*Page text*

_ _ _ _ _ _ _

Our next step is to take the values and data we extracted from objcode and assemble all of it into the actual values to represent the instruction. For this we will need to use the Callable library to call the functions we stored in the opcode table. So our first order of business here will be to import the Callable module from the collections library. 

from collections import Callable

Now that we have the Callable module we can encode our actual instruction code:

# Encode the instruction. If register is present,
# it must be added to the base opcode value stored
# in icode[0]
opcode = int(icode[0], 16)
if register != '':
    opcode += int(register, 16)
encode = [op(pc, realvalue) if isinstance(op, Callable) else op for op in icode]
encode[0] = opcode

print(lineno, pc, encode)
execode.append((lineno, pc, encode))
return execode

Here we first extract the instruction opcode and convert it to hexadecimal. Then we check if the register field is empty. If not, we have a register value that must be added to the instruction opcode. The next step is to encode the extra data values. We do this by looping over the values in “icode” and if they are Callable, i.e. stored functions, we call the functions on “realvalue” variable and store the values in the list variable “encode”. We update the value of the opcode in encode and then print the results for a simple sanity check. Finally, we append the list of values in encode to the instruction list execode passing in the line number and pc value as well. Once we have iterrated over all the instructions in our program, we return the execode list to the caller.

We now have a list of encoded instruction with a little extra info attached. If you run the code above the final results in encode will look something like this:

[(2, 0, [8, ‘222’, ‘255’]), (3, 3, [0])]

What we see here is a list of tuples where the fisrt entry in each tuple is the line number in the source file the instruction was found on. The second value is program counter value at the start of the instructions, and so where to store the first byte of the instruction.  The last value in the tuple is a list of values representing the values to be placed in memory. Here, our first instruction has an opcode of 8 and is followed by the values 222 and 255. Recall the first byte is the lower order byte. If we look up the opcode 8 we will see it is the SET instruction. Since the this instruction requires a register index be added to it, and the register index did not change the opcode. We can deduce the register is register 0 or ACC. The value to be loaded into register 0 is 255 << 8 + 222 =  65502 or 0xFFDE. So the complete instruction is SET R0, 0xFFDE. The second instruction is even easier to decode. The opcode 0x00 is the HALT instruction and takes no arguments. 

OK, let’s see the code as we have it now:

"""Sweet16-GP Assembler"""
from collections import Callable

# Exception used for errors
class AssemblyError(Exception):
    pass


# Functions used in the creation of object code (used in the table below)
def VALUE_L(pc: int, value):
    val = value_to_int(value) & 0xff
    return str(val & 0xff)

def VALUE_H(pc: int, value: int) -> int:
    val = (value_to_int(value) & 0xff00) >> 8
    return str(val & 0xff)

_ _ _ _ _ _ _

*Layout annotation records*
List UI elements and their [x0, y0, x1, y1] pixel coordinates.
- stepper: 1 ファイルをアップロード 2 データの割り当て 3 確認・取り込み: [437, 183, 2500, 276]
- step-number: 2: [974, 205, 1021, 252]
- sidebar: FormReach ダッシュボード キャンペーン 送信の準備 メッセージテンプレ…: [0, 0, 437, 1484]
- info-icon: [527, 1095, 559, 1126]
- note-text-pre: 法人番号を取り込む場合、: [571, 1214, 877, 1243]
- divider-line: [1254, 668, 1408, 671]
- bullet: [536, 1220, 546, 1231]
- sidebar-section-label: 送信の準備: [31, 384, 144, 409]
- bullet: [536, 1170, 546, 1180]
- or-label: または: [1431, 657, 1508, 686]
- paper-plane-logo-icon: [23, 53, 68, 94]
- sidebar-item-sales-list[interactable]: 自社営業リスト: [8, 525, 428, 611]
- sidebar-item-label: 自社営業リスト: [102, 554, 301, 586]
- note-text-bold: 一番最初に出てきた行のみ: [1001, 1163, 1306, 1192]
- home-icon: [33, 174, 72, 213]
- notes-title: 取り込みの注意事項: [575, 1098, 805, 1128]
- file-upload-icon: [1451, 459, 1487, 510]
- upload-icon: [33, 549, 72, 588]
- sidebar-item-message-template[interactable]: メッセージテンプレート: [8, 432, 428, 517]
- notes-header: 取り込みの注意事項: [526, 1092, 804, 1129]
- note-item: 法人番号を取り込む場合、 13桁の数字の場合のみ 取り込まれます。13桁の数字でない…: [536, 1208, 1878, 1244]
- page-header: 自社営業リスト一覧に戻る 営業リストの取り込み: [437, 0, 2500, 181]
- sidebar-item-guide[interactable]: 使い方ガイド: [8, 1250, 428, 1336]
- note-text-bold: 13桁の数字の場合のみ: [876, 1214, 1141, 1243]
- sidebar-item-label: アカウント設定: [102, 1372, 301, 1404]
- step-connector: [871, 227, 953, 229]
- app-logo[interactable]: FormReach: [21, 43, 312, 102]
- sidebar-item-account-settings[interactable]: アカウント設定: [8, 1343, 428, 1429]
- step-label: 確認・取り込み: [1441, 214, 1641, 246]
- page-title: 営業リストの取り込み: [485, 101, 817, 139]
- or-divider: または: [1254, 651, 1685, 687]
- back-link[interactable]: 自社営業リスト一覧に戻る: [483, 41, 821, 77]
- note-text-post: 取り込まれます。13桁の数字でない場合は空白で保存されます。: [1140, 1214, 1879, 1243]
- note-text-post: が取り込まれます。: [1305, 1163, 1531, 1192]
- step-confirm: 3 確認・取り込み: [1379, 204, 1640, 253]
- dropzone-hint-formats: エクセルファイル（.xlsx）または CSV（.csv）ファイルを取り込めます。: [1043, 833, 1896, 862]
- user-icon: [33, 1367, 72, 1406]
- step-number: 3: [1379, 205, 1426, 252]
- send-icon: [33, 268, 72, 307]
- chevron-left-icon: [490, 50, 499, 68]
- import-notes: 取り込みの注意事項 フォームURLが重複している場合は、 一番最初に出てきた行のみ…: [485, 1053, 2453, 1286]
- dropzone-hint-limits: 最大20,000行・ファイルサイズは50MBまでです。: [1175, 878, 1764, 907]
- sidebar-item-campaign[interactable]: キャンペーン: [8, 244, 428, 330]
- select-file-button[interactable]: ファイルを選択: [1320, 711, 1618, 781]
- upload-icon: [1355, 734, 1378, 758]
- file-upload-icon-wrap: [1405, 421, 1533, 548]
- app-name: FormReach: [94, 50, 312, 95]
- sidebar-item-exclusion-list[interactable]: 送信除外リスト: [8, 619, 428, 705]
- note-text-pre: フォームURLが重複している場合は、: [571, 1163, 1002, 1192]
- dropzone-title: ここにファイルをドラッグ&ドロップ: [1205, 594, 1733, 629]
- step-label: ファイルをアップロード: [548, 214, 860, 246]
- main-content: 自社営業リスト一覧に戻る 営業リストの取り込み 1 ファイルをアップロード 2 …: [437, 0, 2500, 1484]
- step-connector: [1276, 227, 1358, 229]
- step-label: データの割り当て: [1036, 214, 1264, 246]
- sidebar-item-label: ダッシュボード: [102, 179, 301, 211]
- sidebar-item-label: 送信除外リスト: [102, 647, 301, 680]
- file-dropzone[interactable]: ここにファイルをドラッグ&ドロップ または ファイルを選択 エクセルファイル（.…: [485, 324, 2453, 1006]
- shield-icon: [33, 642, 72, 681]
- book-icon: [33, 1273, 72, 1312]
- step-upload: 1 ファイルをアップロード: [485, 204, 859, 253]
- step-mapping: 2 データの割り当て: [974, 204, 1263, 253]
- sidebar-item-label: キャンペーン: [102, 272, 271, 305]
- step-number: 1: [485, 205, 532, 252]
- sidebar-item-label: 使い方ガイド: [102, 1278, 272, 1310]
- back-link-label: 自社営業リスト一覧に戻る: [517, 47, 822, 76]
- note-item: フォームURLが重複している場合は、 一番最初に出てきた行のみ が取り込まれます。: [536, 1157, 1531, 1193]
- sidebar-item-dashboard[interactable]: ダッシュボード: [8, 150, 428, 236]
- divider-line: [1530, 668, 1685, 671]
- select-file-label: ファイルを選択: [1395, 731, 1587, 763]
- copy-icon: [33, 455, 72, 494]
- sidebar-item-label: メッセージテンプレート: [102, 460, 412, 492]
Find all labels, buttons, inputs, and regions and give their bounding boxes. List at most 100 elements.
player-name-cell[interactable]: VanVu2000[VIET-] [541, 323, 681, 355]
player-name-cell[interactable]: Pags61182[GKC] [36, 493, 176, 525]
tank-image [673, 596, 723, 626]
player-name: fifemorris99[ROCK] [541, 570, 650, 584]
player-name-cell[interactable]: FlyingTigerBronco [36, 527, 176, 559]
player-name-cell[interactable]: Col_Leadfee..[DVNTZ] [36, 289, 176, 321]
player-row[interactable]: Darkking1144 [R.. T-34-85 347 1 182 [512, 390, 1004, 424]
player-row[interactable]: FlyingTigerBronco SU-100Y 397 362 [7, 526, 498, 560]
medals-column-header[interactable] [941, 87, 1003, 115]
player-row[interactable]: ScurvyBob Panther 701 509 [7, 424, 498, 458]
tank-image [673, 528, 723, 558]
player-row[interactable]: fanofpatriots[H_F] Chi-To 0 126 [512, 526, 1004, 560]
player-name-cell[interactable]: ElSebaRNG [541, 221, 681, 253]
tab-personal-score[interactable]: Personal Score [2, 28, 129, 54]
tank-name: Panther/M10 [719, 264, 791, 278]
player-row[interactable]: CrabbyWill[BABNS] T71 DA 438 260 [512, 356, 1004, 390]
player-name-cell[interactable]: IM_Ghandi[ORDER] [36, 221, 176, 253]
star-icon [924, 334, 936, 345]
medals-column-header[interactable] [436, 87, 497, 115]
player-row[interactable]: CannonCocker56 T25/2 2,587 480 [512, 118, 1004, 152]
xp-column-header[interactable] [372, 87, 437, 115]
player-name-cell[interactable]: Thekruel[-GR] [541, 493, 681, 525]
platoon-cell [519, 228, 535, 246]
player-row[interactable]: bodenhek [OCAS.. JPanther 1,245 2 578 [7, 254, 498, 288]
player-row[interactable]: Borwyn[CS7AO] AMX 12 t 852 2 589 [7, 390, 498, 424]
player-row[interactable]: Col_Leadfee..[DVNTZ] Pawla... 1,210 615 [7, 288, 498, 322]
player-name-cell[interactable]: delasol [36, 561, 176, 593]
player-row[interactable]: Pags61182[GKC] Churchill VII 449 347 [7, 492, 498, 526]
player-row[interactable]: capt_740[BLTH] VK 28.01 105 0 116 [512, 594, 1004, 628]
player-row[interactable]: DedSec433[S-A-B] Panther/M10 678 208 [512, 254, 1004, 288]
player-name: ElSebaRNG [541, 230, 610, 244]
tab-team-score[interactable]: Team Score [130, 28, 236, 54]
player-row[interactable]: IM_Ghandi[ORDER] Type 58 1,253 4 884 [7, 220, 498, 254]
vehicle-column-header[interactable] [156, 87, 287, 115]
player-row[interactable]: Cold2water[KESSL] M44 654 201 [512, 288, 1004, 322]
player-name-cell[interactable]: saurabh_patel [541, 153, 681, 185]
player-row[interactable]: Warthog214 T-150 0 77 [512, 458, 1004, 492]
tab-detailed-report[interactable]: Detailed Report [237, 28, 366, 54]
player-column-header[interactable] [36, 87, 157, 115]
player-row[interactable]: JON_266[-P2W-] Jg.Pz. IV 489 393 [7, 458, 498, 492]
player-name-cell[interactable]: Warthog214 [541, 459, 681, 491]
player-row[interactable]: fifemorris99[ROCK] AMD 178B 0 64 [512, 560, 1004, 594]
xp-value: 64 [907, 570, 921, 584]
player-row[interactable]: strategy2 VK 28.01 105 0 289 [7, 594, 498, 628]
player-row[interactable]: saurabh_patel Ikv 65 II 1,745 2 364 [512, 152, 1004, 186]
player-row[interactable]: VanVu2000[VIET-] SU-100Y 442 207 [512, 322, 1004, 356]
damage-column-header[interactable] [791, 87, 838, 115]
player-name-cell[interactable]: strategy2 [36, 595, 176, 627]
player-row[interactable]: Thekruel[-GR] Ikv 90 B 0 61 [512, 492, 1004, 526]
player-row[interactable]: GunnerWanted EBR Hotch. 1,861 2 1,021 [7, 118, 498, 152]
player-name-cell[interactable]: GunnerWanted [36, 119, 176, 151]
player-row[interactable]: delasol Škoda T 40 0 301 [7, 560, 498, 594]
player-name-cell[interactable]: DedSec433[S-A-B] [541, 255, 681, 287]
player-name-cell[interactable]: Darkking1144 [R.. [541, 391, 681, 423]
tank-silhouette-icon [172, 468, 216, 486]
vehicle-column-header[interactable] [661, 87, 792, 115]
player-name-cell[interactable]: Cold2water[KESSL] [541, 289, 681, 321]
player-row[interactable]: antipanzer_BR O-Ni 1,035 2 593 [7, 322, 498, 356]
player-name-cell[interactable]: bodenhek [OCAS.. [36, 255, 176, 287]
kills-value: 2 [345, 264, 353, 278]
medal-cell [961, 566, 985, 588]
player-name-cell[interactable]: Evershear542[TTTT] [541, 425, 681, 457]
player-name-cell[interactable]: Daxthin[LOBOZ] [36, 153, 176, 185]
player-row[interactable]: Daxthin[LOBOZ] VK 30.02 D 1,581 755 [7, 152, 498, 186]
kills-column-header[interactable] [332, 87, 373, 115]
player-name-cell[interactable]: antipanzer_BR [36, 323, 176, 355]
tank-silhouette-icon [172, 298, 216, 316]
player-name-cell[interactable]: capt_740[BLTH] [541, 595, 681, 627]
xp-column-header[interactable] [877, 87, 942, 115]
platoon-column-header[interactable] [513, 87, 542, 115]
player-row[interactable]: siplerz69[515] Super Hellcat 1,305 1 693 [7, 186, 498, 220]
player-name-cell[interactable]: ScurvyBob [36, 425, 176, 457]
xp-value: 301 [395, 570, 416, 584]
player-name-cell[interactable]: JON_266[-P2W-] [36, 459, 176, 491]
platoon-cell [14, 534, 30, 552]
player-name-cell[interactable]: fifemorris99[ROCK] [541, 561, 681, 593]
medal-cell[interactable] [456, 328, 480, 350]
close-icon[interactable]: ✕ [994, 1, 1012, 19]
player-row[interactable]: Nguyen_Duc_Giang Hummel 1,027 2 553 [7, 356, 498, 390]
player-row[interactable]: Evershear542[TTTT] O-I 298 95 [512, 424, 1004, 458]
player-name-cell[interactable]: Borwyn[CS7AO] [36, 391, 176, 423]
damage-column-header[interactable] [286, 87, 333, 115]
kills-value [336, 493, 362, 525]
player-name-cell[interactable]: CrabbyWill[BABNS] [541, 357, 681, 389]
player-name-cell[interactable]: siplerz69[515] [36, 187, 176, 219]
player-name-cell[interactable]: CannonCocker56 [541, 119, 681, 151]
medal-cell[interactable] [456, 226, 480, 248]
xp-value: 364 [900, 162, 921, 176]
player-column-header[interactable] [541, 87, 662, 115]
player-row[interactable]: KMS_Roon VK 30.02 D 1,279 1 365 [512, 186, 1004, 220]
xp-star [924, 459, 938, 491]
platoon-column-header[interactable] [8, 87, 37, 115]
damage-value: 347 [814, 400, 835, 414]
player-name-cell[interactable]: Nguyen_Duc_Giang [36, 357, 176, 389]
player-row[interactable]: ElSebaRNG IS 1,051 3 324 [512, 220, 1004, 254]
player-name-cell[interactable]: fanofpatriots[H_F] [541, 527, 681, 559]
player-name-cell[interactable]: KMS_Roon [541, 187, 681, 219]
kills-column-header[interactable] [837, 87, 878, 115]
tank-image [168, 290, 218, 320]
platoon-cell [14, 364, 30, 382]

_ _ _ _ _ _ _

*Problems and tasks*
1/ Answer these questions from the assembler excerpt:
(a) Which module is imported from the collections library?
(b) Which instruction does the opcode 0x00 stand for?
(c) According to the text, which byte comes first?
2/ Change "info-icon" to "help-icon" in the stretch of records from their start through the line containing "- divider-line: [1254, 668, 1408, 671]", keeping everything else as it is. Return only those lines.
The assembler excerpt and the records were taken from separate, unrelated sources.

*Outputs for the tasks*
1/
(a) Callable
(b) HALT
(c) The lower order byte

2/
List UI elements and their [x0, y0, x1, y1] pixel coordinates.
- stepper: 1 ファイルをアップロード 2 データの割り当て 3 確認・取り込み: [437, 183, 2500, 276]
- step-number: 2: [974, 205, 1021, 252]
- sidebar: FormReach ダッシュボード キャンペーン 送信の準備 メッセージテンプレ…: [0, 0, 437, 1484]
- help-icon: [527, 1095, 559, 1126]
- note-text-pre: 法人番号を取り込む場合、: [571, 1214, 877, 1243]
- divider-line: [1254, 668, 1408, 671]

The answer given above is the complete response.